→ EXERCISE DETAILS
Gather up the lines that contain "markets".

◇ ◇ ◇

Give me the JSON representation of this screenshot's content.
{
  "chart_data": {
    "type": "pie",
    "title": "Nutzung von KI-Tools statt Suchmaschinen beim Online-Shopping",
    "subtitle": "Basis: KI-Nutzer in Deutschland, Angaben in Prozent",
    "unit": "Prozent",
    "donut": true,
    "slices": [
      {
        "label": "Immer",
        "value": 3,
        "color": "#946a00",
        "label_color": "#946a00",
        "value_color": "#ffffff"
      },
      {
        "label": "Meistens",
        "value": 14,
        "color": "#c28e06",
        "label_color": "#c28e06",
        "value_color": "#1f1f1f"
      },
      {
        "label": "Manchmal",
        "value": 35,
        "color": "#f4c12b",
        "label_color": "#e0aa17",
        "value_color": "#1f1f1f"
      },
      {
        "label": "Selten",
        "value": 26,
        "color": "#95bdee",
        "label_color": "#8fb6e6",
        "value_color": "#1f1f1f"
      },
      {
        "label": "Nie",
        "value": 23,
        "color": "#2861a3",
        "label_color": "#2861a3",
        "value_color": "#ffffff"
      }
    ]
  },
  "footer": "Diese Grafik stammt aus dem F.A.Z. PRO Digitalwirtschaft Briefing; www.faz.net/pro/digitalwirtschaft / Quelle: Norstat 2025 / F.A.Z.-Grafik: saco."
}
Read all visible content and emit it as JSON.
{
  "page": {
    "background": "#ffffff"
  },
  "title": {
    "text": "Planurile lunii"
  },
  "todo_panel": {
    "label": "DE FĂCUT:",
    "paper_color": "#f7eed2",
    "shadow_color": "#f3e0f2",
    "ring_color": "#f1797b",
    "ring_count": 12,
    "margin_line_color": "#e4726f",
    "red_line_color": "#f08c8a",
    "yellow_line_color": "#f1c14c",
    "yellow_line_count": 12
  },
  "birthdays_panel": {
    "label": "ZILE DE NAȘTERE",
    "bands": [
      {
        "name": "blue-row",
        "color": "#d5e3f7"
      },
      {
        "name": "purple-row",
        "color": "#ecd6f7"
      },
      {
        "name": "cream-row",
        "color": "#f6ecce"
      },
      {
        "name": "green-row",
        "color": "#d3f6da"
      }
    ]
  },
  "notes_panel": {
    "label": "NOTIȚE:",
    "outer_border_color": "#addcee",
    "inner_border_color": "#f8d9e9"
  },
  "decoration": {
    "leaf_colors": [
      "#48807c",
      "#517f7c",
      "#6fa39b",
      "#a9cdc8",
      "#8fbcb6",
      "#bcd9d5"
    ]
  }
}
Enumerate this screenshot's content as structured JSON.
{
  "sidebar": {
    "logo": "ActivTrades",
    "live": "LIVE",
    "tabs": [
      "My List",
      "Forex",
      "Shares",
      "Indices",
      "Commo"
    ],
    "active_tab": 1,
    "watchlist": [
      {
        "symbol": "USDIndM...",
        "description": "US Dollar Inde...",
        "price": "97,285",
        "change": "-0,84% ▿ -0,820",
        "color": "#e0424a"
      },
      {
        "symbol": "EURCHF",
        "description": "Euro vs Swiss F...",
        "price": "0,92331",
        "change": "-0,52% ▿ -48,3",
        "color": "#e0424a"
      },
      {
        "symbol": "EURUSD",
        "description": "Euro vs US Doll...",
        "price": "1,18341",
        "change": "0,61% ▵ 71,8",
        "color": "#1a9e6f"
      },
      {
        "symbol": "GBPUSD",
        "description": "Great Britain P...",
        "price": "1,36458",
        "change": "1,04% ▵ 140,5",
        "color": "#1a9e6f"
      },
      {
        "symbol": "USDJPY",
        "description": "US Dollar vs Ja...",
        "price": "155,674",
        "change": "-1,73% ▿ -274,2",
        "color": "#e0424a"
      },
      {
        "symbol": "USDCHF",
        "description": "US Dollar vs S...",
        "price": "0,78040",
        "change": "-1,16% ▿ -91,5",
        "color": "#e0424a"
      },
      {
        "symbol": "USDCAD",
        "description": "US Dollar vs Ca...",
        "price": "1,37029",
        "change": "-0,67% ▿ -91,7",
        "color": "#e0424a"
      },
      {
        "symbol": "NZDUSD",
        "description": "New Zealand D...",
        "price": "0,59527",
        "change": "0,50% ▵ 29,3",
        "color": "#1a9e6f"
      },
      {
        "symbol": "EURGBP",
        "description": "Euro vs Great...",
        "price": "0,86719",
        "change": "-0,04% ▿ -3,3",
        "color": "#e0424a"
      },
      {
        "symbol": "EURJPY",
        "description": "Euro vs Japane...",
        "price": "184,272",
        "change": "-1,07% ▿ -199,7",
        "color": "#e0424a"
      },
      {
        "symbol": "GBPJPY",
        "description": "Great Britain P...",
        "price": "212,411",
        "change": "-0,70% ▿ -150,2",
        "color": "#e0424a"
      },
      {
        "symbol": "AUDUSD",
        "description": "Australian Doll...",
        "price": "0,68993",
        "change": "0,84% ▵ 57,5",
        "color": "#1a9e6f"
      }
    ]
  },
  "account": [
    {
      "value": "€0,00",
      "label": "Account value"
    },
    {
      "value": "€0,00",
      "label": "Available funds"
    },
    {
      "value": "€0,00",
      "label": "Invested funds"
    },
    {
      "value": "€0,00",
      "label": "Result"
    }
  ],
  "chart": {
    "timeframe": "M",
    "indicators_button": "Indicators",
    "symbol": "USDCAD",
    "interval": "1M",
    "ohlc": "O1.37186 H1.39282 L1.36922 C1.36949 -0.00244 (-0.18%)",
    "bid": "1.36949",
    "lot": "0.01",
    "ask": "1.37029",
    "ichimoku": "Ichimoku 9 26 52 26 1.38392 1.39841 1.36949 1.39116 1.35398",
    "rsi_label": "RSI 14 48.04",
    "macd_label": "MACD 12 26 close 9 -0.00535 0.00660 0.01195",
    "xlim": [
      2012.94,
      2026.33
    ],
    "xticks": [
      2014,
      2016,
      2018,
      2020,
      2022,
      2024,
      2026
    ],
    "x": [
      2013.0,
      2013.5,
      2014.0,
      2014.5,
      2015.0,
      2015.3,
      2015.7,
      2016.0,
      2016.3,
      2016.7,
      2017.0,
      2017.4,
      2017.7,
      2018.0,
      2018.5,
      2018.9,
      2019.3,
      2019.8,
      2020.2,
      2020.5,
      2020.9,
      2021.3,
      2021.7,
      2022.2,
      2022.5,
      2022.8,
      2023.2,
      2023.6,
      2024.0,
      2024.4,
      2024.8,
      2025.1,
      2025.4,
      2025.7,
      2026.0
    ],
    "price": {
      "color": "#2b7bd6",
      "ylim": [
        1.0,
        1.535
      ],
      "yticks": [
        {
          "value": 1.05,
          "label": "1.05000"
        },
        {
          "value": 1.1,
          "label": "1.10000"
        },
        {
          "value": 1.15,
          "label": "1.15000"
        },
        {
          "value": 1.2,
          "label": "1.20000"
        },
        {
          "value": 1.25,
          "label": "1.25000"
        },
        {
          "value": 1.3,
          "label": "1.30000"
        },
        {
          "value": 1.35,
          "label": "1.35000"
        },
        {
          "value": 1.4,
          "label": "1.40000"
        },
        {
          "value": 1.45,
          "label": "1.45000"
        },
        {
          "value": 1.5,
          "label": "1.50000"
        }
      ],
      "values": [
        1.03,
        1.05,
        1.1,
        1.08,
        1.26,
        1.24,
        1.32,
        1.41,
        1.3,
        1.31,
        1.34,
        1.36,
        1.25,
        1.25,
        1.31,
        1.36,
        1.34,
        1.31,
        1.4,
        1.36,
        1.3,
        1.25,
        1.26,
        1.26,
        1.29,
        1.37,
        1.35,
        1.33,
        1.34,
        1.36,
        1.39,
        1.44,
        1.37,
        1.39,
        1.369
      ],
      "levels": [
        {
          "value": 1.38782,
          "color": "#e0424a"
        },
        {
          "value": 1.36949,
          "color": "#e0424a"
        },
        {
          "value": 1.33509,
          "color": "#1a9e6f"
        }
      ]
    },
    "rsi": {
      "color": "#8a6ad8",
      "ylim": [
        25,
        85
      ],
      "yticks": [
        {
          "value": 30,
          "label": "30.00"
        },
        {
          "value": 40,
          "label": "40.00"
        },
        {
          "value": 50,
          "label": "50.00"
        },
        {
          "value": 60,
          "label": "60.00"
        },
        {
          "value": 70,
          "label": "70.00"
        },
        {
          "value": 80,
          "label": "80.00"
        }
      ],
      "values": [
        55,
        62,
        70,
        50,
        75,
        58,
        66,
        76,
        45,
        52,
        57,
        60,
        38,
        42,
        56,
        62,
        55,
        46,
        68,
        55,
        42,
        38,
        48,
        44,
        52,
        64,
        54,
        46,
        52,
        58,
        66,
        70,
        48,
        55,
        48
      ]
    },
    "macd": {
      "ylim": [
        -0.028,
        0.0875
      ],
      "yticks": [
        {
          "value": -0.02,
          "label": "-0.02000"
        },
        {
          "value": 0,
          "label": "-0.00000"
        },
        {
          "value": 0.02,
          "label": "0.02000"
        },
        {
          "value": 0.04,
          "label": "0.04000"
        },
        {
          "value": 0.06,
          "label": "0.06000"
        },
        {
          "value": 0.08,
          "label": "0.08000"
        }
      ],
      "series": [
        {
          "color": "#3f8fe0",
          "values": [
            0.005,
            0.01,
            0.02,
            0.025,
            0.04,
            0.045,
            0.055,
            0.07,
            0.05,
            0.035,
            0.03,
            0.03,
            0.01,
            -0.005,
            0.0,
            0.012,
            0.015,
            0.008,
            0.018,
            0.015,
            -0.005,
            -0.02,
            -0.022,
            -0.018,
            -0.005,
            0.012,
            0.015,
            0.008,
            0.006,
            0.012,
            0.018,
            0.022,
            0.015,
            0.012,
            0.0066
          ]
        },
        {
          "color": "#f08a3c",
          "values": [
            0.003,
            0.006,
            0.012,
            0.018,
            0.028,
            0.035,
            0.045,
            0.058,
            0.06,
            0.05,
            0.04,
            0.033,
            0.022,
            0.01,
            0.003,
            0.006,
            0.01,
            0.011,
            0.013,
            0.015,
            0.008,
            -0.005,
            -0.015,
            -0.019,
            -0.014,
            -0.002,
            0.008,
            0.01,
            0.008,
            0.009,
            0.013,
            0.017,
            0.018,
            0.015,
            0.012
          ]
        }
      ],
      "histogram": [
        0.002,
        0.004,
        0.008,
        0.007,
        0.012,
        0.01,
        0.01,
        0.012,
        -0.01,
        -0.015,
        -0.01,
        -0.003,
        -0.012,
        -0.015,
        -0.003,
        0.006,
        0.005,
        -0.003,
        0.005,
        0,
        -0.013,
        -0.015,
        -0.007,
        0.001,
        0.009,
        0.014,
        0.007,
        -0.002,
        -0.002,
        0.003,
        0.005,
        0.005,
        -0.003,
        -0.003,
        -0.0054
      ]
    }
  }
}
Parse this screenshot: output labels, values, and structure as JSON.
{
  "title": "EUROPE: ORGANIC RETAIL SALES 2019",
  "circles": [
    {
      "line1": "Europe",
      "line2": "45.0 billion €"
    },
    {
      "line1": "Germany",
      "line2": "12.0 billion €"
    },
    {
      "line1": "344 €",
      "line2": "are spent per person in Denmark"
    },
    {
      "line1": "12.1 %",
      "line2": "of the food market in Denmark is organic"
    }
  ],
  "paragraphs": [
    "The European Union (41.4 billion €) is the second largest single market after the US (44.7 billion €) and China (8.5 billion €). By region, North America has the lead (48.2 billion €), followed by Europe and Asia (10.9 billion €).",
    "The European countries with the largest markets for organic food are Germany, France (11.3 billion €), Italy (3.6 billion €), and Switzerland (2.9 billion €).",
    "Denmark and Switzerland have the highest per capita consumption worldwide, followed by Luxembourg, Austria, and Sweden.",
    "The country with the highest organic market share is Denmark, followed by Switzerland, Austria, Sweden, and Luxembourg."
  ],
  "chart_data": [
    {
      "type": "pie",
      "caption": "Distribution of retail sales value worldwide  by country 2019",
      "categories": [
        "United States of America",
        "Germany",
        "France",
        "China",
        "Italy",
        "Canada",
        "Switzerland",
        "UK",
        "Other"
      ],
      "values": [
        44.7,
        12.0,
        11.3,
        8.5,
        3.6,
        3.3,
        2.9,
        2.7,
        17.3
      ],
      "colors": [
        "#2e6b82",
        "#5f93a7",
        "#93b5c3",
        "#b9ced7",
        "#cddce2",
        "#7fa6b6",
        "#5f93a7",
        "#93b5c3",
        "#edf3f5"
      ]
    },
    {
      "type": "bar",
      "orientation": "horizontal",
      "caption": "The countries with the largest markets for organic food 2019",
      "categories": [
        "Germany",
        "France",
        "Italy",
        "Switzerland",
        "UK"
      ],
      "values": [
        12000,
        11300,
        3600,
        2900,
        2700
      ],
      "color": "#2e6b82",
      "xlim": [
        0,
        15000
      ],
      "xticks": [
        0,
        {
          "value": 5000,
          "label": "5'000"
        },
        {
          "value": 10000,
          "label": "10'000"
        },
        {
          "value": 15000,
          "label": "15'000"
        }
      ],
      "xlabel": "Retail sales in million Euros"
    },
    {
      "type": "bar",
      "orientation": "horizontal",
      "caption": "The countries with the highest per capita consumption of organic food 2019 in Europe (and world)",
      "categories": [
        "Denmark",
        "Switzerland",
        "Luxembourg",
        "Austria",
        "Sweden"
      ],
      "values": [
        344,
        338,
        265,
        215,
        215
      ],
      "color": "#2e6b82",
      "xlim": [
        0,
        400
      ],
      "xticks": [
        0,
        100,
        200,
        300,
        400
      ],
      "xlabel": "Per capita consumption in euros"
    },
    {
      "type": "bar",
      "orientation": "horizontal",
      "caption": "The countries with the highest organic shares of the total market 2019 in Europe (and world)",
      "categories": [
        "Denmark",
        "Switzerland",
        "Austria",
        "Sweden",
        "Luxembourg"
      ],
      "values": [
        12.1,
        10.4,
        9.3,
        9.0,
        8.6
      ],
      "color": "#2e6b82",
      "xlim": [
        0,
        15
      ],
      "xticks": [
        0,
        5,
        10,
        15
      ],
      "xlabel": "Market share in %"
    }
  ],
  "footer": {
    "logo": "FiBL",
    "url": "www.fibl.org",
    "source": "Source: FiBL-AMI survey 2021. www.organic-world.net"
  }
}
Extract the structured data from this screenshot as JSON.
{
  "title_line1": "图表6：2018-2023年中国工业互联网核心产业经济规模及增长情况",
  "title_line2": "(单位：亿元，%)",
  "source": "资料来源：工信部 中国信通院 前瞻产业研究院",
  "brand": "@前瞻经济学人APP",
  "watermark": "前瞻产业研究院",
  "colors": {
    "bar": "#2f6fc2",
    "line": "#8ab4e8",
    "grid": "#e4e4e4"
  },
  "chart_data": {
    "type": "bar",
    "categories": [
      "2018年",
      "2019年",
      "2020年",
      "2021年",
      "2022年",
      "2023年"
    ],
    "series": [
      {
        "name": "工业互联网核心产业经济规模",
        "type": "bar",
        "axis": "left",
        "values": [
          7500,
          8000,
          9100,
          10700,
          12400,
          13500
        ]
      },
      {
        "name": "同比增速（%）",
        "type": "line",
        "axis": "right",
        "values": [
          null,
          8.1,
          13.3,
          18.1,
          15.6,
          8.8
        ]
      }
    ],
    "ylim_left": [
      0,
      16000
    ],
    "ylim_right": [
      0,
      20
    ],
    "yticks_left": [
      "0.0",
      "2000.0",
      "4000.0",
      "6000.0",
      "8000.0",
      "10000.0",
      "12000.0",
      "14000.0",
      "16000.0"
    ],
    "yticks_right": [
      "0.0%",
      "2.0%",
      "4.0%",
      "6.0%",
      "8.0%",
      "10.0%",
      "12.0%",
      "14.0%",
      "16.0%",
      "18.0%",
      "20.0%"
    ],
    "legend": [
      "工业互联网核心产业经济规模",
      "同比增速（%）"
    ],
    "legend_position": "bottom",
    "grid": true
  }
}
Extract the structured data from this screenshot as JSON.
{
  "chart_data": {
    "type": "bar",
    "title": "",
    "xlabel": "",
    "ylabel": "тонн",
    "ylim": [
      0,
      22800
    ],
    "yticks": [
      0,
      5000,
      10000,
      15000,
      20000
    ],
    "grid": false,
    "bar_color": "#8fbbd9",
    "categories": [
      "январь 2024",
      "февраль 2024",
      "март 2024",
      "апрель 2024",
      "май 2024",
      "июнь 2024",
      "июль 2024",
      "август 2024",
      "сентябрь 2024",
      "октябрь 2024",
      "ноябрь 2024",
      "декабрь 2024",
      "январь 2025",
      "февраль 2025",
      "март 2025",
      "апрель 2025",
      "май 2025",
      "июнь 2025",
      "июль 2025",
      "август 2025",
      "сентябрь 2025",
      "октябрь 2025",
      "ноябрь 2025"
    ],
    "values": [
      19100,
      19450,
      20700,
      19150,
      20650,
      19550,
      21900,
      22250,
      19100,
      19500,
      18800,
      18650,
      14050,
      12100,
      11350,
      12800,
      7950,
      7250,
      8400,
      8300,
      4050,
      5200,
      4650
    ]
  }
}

◇ ◇ ◇

→ CORRECT OUTPUT
    "The European countries with the largest markets for organic food are Germany, France (11.3 billion €), Italy (3.6 billion €), and Switzerland (2.9 billion €).",
      "caption": "The countries with the largest markets for organic food 2019",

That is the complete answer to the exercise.